***** Excerpted data

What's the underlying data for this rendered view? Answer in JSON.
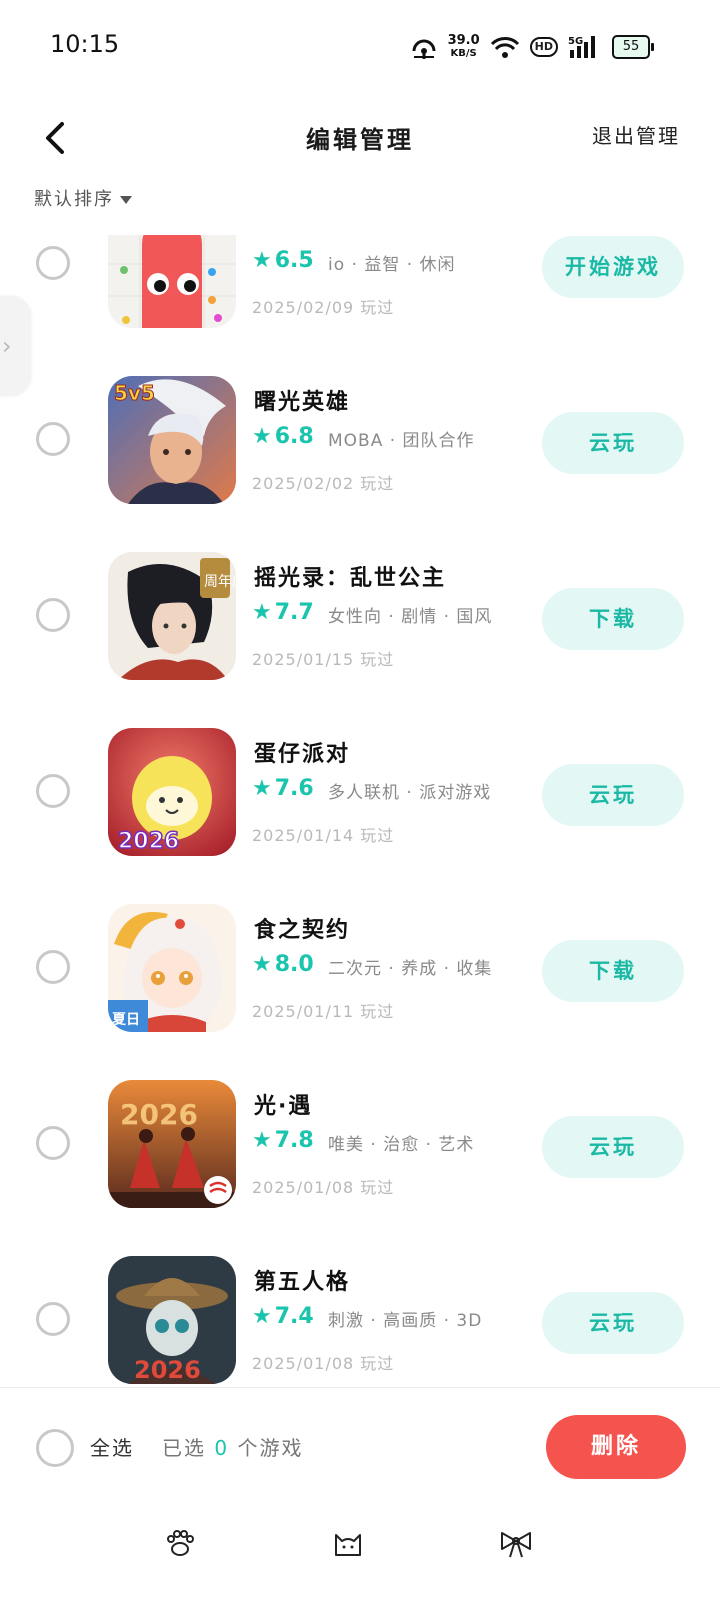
{
  "status_bar": {
    "time": "10:15",
    "net_speed": "39.0",
    "net_unit": "KB/S",
    "hd_label": "HD",
    "signal_label": "5G",
    "battery": "55"
  },
  "header": {
    "title": "编辑管理",
    "exit_label": "退出管理"
  },
  "sort": {
    "label": "默认排序"
  },
  "games": [
    {
      "name": "",
      "rating": "6.5",
      "tags": "io · 益智 · 休闲",
      "played": "2025/02/09 玩过",
      "action": "开始游戏",
      "icon": "red-blob-icon"
    },
    {
      "name": "曙光英雄",
      "rating": "6.8",
      "tags": "MOBA · 团队合作",
      "played": "2025/02/02 玩过",
      "action": "云玩",
      "icon": "hero-icon"
    },
    {
      "name": "摇光录：乱世公主",
      "rating": "7.7",
      "tags": "女性向 · 剧情 · 国风",
      "played": "2025/01/15 玩过",
      "action": "下载",
      "icon": "ancient-hero-icon"
    },
    {
      "name": "蛋仔派对",
      "rating": "7.6",
      "tags": "多人联机 · 派对游戏",
      "played": "2025/01/14 玩过",
      "action": "云玩",
      "icon": "eggy-icon"
    },
    {
      "name": "食之契约",
      "rating": "8.0",
      "tags": "二次元 · 养成 · 收集",
      "played": "2025/01/11 玩过",
      "action": "下载",
      "icon": "anime-girl-icon"
    },
    {
      "name": "光·遇",
      "rating": "7.8",
      "tags": "唯美 · 治愈 · 艺术",
      "played": "2025/01/08 玩过",
      "action": "云玩",
      "icon": "sky-children-icon"
    },
    {
      "name": "第五人格",
      "rating": "7.4",
      "tags": "刺激 · 高画质 · 3D",
      "played": "2025/01/08 玩过",
      "action": "云玩",
      "icon": "identity-doll-icon"
    }
  ],
  "icon_texts": {
    "hero_badge": "5v5",
    "anniv_badge": "周年庆",
    "year": "2026",
    "summer_badge": "夏日"
  },
  "bottom": {
    "select_all": "全选",
    "selected_prefix": "已选",
    "selected_count": "0",
    "selected_suffix": "个游戏",
    "delete_label": "删除"
  },
  "colors": {
    "accent": "#1bc4ad",
    "button_bg": "#e3f8f5",
    "delete": "#f5534d"
  },
  "nav_icons": [
    "paw-icon",
    "cat-icon",
    "bow-icon"
  ]
}
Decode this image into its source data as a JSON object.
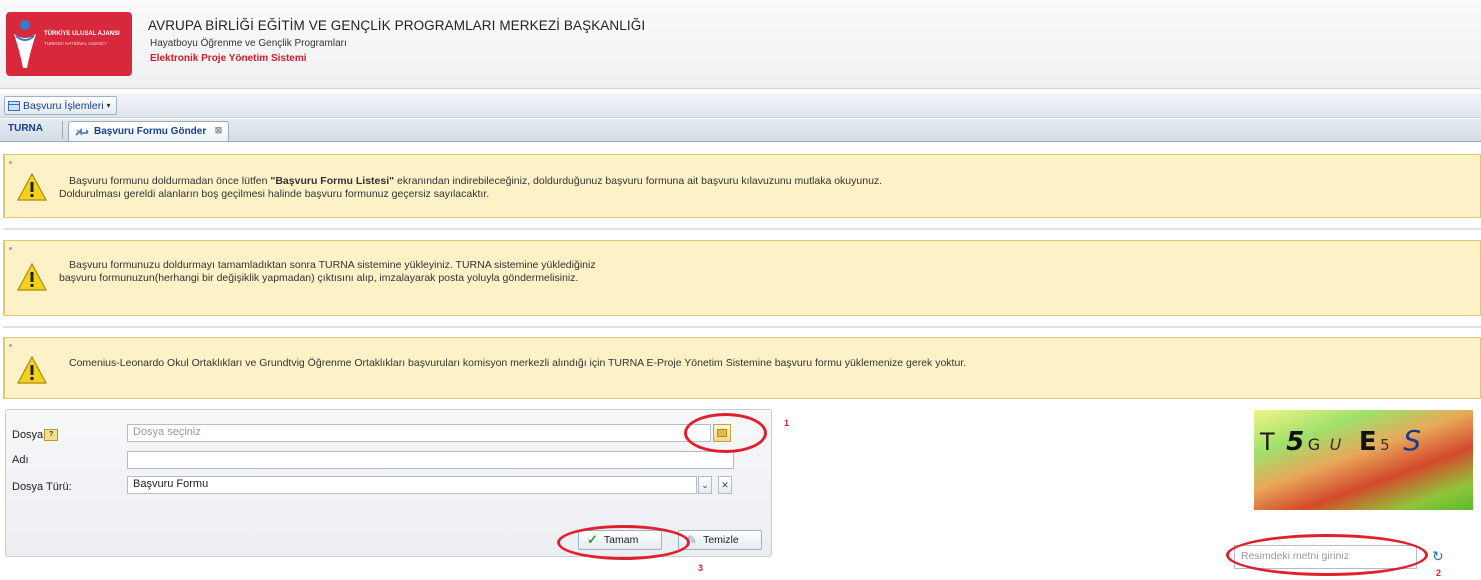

**********

## Goal of the exercise
Repeat the material above in full and unchanged, minus its images.

## Correct answer
What's the underlying data for this rendered view? Answer in JSON.
{
  "status_bar": {
    "time": "10:15",
    "net_speed": "39.0",
    "net_unit": "KB/S",
    "hd_label": "HD",
    "signal_label": "5G",
    "battery": "55"
  },
  "header": {
    "title": "编辑管理",
    "exit_label": "退出管理"
  },
  "sort": {
    "label": "默认排序"
  },
  "games": [
    {
      "name": "",
      "rating": "6.5",
      "tags": "io · 益智 · 休闲",
      "played": "2025/02/09 玩过",
      "action": "开始游戏",
      "icon": "red-blob-icon"
    },
    {
      "name": "曙光英雄",
      "rating": "6.8",
      "tags": "MOBA · 团队合作",
      "played": "2025/02/02 玩过",
      "action": "云玩",
      "icon": "hero-icon"
    },
    {
      "name": "摇光录：乱世公主",
      "rating": "7.7",
      "tags": "女性向 · 剧情 · 国风",
      "played": "2025/01/15 玩过",
      "action": "下载",
      "icon": "ancient-hero-icon"
    },
    {
      "name": "蛋仔派对",
      "rating": "7.6",
      "tags": "多人联机 · 派对游戏",
      "played": "2025/01/14 玩过",
      "action": "云玩",
      "icon": "eggy-icon"
    },
    {
      "name": "食之契约",
      "rating": "8.0",
      "tags": "二次元 · 养成 · 收集",
      "played": "2025/01/11 玩过",
      "action": "下载",
      "icon": "anime-girl-icon"
    },
    {
      "name": "光·遇",
      "rating": "7.8",
      "tags": "唯美 · 治愈 · 艺术",
      "played": "2025/01/08 玩过",
      "action": "云玩",
      "icon": "sky-children-icon"
    },
    {
      "name": "第五人格",
      "rating": "7.4",
      "tags": "刺激 · 高画质 · 3D",
      "played": "2025/01/08 玩过",
      "action": "云玩",
      "icon": "identity-doll-icon"
    }
  ],
  "icon_texts": {
    "hero_badge": "5v5",
    "anniv_badge": "周年庆",
    "year": "2026",
    "summer_badge": "夏日"
  },
  "bottom": {
    "select_all": "全选",
    "selected_prefix": "已选",
    "selected_count": "0",
    "selected_suffix": "个游戏",
    "delete_label": "删除"
  },
  "colors": {
    "accent": "#1bc4ad",
    "button_bg": "#e3f8f5",
    "delete": "#f5534d"
  },
  "nav_icons": [
    "paw-icon",
    "cat-icon",
    "bow-icon"
  ]
}
Decode this image into its source data as a JSON object.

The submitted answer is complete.